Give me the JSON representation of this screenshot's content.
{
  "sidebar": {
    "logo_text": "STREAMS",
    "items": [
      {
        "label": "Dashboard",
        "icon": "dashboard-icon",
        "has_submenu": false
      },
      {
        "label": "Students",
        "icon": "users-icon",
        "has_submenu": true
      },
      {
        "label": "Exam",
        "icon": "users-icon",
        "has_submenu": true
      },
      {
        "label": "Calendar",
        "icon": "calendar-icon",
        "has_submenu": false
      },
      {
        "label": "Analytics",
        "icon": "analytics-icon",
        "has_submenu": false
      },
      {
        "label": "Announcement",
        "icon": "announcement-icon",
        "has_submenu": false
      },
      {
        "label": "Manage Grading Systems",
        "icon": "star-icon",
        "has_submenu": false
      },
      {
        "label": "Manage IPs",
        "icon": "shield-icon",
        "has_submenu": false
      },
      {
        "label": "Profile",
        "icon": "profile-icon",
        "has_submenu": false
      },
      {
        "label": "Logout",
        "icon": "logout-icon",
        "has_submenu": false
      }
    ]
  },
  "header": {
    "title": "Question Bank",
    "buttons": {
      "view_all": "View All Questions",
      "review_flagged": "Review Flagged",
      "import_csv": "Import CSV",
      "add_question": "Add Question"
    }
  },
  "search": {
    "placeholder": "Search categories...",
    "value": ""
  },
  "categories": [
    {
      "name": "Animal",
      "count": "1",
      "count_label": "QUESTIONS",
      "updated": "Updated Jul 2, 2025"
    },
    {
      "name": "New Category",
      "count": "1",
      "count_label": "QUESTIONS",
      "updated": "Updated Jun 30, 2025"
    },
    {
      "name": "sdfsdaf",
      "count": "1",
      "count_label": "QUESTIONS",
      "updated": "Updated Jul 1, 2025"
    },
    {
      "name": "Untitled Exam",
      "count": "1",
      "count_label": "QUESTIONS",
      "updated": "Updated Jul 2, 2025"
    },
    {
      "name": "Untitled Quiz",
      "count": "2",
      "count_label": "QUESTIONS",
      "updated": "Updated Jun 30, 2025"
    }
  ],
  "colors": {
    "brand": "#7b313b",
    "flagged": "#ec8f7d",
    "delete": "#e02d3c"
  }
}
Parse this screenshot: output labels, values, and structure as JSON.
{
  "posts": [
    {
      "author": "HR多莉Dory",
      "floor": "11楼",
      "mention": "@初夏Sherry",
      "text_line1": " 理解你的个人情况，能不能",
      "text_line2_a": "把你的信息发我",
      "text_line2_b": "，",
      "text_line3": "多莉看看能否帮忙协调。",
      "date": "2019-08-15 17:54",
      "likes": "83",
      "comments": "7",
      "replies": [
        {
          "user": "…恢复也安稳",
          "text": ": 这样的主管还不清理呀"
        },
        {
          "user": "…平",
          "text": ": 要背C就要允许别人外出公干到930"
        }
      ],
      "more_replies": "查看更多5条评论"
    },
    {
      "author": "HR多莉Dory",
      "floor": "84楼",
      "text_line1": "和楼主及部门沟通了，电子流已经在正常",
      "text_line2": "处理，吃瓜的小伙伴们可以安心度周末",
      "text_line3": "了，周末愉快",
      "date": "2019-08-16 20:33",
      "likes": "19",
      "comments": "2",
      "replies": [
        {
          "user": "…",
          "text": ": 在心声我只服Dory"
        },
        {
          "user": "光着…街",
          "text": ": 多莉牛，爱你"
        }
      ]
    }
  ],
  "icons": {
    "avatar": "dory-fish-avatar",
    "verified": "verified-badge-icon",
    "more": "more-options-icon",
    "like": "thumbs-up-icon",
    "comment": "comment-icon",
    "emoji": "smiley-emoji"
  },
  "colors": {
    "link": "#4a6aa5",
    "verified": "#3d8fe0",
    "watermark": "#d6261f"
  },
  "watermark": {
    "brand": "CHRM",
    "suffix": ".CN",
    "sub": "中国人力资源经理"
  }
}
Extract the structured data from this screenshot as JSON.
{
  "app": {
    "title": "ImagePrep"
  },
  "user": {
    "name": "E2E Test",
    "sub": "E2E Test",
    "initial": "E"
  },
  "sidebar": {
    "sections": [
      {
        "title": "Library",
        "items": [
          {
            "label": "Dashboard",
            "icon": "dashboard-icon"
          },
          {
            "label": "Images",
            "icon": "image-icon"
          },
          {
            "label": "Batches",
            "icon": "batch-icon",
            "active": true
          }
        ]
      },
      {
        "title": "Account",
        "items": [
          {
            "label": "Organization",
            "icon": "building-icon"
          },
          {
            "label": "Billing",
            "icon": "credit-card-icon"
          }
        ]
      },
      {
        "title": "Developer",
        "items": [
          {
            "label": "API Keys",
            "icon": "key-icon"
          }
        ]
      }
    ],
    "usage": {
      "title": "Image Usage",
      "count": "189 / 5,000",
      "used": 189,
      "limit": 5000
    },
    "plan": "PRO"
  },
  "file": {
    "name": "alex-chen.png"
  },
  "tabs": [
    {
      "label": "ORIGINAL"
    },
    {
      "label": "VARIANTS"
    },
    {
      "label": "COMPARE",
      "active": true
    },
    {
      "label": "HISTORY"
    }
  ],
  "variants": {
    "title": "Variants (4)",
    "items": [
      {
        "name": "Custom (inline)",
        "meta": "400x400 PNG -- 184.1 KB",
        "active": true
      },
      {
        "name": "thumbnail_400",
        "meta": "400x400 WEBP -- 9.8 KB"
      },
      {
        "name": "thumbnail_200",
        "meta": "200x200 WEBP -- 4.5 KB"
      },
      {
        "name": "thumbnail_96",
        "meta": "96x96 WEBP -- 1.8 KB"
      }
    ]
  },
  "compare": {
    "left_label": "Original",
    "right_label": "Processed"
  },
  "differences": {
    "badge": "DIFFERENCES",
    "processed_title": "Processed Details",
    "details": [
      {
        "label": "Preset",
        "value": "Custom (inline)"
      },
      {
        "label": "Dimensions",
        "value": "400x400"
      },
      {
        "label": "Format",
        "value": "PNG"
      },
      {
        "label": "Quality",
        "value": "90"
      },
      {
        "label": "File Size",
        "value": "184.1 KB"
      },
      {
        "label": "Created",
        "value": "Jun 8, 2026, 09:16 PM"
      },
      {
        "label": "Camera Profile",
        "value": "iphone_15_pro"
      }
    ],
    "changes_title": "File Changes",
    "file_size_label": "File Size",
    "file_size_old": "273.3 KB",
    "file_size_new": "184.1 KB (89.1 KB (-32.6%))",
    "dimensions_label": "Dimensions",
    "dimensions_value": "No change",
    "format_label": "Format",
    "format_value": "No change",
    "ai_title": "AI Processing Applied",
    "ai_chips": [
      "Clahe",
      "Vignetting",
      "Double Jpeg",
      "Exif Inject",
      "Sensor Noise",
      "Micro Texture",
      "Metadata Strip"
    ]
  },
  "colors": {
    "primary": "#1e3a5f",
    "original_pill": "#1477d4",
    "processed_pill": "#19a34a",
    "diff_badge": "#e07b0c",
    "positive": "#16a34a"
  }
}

..............................

**SET PROBLEM**
Please restate the whole listing word for word.

**REPLY**
Give me the JSON representation of this screenshot's content.
{
  "sidebar": {
    "logo_text": "STREAMS",
    "items": [
      {
        "label": "Dashboard",
        "icon": "dashboard-icon",
        "has_submenu": false
      },
      {
        "label": "Students",
        "icon": "users-icon",
        "has_submenu": true
      },
      {
        "label": "Exam",
        "icon": "users-icon",
        "has_submenu": true
      },
      {
        "label": "Calendar",
        "icon": "calendar-icon",
        "has_submenu": false
      },
      {
        "label": "Analytics",
        "icon": "analytics-icon",
        "has_submenu": false
      },
      {
        "label": "Announcement",
        "icon": "announcement-icon",
        "has_submenu": false
      },
      {
        "label": "Manage Grading Systems",
        "icon": "star-icon",
        "has_submenu": false
      },
      {
        "label": "Manage IPs",
        "icon": "shield-icon",
        "has_submenu": false
      },
      {
        "label": "Profile",
        "icon": "profile-icon",
        "has_submenu": false
      },
      {
        "label": "Logout",
        "icon": "logout-icon",
        "has_submenu": false
      }
    ]
  },
  "header": {
    "title": "Question Bank",
    "buttons": {
      "view_all": "View All Questions",
      "review_flagged": "Review Flagged",
      "import_csv": "Import CSV",
      "add_question": "Add Question"
    }
  },
  "search": {
    "placeholder": "Search categories...",
    "value": ""
  },
  "categories": [
    {
      "name": "Animal",
      "count": "1",
      "count_label": "QUESTIONS",
      "updated": "Updated Jul 2, 2025"
    },
    {
      "name": "New Category",
      "count": "1",
      "count_label": "QUESTIONS",
      "updated": "Updated Jun 30, 2025"
    },
    {
      "name": "sdfsdaf",
      "count": "1",
      "count_label": "QUESTIONS",
      "updated": "Updated Jul 1, 2025"
    },
    {
      "name": "Untitled Exam",
      "count": "1",
      "count_label": "QUESTIONS",
      "updated": "Updated Jul 2, 2025"
    },
    {
      "name": "Untitled Quiz",
      "count": "2",
      "count_label": "QUESTIONS",
      "updated": "Updated Jun 30, 2025"
    }
  ],
  "colors": {
    "brand": "#7b313b",
    "flagged": "#ec8f7d",
    "delete": "#e02d3c"
  }
}
Parse this screenshot: output labels, values, and structure as JSON.
{
  "posts": [
    {
      "author": "HR多莉Dory",
      "floor": "11楼",
      "mention": "@初夏Sherry",
      "text_line1": " 理解你的个人情况，能不能",
      "text_line2_a": "把你的信息发我",
      "text_line2_b": "，",
      "text_line3": "多莉看看能否帮忙协调。",
      "date": "2019-08-15 17:54",
      "likes": "83",
      "comments": "7",
      "replies": [
        {
          "user": "…恢复也安稳",
          "text": ": 这样的主管还不清理呀"
        },
        {
          "user": "…平",
          "text": ": 要背C就要允许别人外出公干到930"
        }
      ],
      "more_replies": "查看更多5条评论"
    },
    {
      "author": "HR多莉Dory",
      "floor": "84楼",
      "text_line1": "和楼主及部门沟通了，电子流已经在正常",
      "text_line2": "处理，吃瓜的小伙伴们可以安心度周末",
      "text_line3": "了，周末愉快",
      "date": "2019-08-16 20:33",
      "likes": "19",
      "comments": "2",
      "replies": [
        {
          "user": "…",
          "text": ": 在心声我只服Dory"
        },
        {
          "user": "光着…街",
          "text": ": 多莉牛，爱你"
        }
      ]
    }
  ],
  "icons": {
    "avatar": "dory-fish-avatar",
    "verified": "verified-badge-icon",
    "more": "more-options-icon",
    "like": "thumbs-up-icon",
    "comment": "comment-icon",
    "emoji": "smiley-emoji"
  },
  "colors": {
    "link": "#4a6aa5",
    "verified": "#3d8fe0",
    "watermark": "#d6261f"
  },
  "watermark": {
    "brand": "CHRM",
    "suffix": ".CN",
    "sub": "中国人力资源经理"
  }
}
Extract the structured data from this screenshot as JSON.
{
  "app": {
    "title": "ImagePrep"
  },
  "user": {
    "name": "E2E Test",
    "sub": "E2E Test",
    "initial": "E"
  },
  "sidebar": {
    "sections": [
      {
        "title": "Library",
        "items": [
          {
            "label": "Dashboard",
            "icon": "dashboard-icon"
          },
          {
            "label": "Images",
            "icon": "image-icon"
          },
          {
            "label": "Batches",
            "icon": "batch-icon",
            "active": true
          }
        ]
      },
      {
        "title": "Account",
        "items": [
          {
            "label": "Organization",
            "icon": "building-icon"
          },
          {
            "label": "Billing",
            "icon": "credit-card-icon"
          }
        ]
      },
      {
        "title": "Developer",
        "items": [
          {
            "label": "API Keys",
            "icon": "key-icon"
          }
        ]
      }
    ],
    "usage": {
      "title": "Image Usage",
      "count": "189 / 5,000",
      "used": 189,
      "limit": 5000
    },
    "plan": "PRO"
  },
  "file": {
    "name": "alex-chen.png"
  },
  "tabs": [
    {
      "label": "ORIGINAL"
    },
    {
      "label": "VARIANTS"
    },
    {
      "label": "COMPARE",
      "active": true
    },
    {
      "label": "HISTORY"
    }
  ],
  "variants": {
    "title": "Variants (4)",
    "items": [
      {
        "name": "Custom (inline)",
        "meta": "400x400 PNG -- 184.1 KB",
        "active": true
      },
      {
        "name": "thumbnail_400",
        "meta": "400x400 WEBP -- 9.8 KB"
      },
      {
        "name": "thumbnail_200",
        "meta": "200x200 WEBP -- 4.5 KB"
      },
      {
        "name": "thumbnail_96",
        "meta": "96x96 WEBP -- 1.8 KB"
      }
    ]
  },
  "compare": {
    "left_label": "Original",
    "right_label": "Processed"
  },
  "differences": {
    "badge": "DIFFERENCES",
    "processed_title": "Processed Details",
    "details": [
      {
        "label": "Preset",
        "value": "Custom (inline)"
      },
      {
        "label": "Dimensions",
        "value": "400x400"
      },
      {
        "label": "Format",
        "value": "PNG"
      },
      {
        "label": "Quality",
        "value": "90"
      },
      {
        "label": "File Size",
        "value": "184.1 KB"
      },
      {
        "label": "Created",
        "value": "Jun 8, 2026, 09:16 PM"
      },
      {
        "label": "Camera Profile",
        "value": "iphone_15_pro"
      }
    ],
    "changes_title": "File Changes",
    "file_size_label": "File Size",
    "file_size_old": "273.3 KB",
    "file_size_new": "184.1 KB (89.1 KB (-32.6%))",
    "dimensions_label": "Dimensions",
    "dimensions_value": "No change",
    "format_label": "Format",
    "format_value": "No change",
    "ai_title": "AI Processing Applied",
    "ai_chips": [
      "Clahe",
      "Vignetting",
      "Double Jpeg",
      "Exif Inject",
      "Sensor Noise",
      "Micro Texture",
      "Metadata Strip"
    ]
  },
  "colors": {
    "primary": "#1e3a5f",
    "original_pill": "#1477d4",
    "processed_pill": "#19a34a",
    "diff_badge": "#e07b0c",
    "positive": "#16a34a"
  }
}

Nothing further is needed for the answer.